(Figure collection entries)
>> begin
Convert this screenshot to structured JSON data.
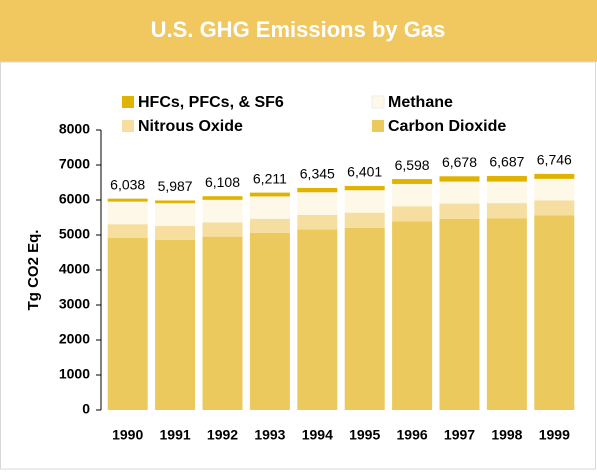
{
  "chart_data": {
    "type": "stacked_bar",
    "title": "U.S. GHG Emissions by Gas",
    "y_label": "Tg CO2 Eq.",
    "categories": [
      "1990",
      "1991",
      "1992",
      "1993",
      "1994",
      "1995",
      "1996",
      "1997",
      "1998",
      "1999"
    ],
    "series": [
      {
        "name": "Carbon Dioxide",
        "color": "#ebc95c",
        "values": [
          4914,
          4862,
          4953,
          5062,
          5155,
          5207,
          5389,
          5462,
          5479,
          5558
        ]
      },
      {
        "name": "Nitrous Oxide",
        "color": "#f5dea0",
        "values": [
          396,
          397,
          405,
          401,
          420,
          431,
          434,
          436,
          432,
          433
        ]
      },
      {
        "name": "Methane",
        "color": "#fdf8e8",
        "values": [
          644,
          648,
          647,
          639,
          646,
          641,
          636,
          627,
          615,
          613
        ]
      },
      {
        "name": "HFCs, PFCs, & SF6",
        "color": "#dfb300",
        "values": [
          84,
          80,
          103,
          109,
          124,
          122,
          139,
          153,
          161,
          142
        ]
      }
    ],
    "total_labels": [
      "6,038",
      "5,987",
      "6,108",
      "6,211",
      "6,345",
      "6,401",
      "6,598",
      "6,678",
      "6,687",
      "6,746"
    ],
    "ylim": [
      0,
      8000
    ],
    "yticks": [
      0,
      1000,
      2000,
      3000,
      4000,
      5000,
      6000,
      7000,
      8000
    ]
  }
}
>> end
- What you are asked to do:
Quote every entry exactly, with the pictures omitted.

- Exercise solution:
Convert this screenshot to structured JSON data.
{
  "chart_data": {
    "type": "stacked_bar",
    "title": "U.S. GHG Emissions by Gas",
    "y_label": "Tg CO2 Eq.",
    "categories": [
      "1990",
      "1991",
      "1992",
      "1993",
      "1994",
      "1995",
      "1996",
      "1997",
      "1998",
      "1999"
    ],
    "series": [
      {
        "name": "Carbon Dioxide",
        "color": "#ebc95c",
        "values": [
          4914,
          4862,
          4953,
          5062,
          5155,
          5207,
          5389,
          5462,
          5479,
          5558
        ]
      },
      {
        "name": "Nitrous Oxide",
        "color": "#f5dea0",
        "values": [
          396,
          397,
          405,
          401,
          420,
          431,
          434,
          436,
          432,
          433
        ]
      },
      {
        "name": "Methane",
        "color": "#fdf8e8",
        "values": [
          644,
          648,
          647,
          639,
          646,
          641,
          636,
          627,
          615,
          613
        ]
      },
      {
        "name": "HFCs, PFCs, & SF6",
        "color": "#dfb300",
        "values": [
          84,
          80,
          103,
          109,
          124,
          122,
          139,
          153,
          161,
          142
        ]
      }
    ],
    "total_labels": [
      "6,038",
      "5,987",
      "6,108",
      "6,211",
      "6,345",
      "6,401",
      "6,598",
      "6,678",
      "6,687",
      "6,746"
    ],
    "ylim": [
      0,
      8000
    ],
    "yticks": [
      0,
      1000,
      2000,
      3000,
      4000,
      5000,
      6000,
      7000,
      8000
    ]
  }
}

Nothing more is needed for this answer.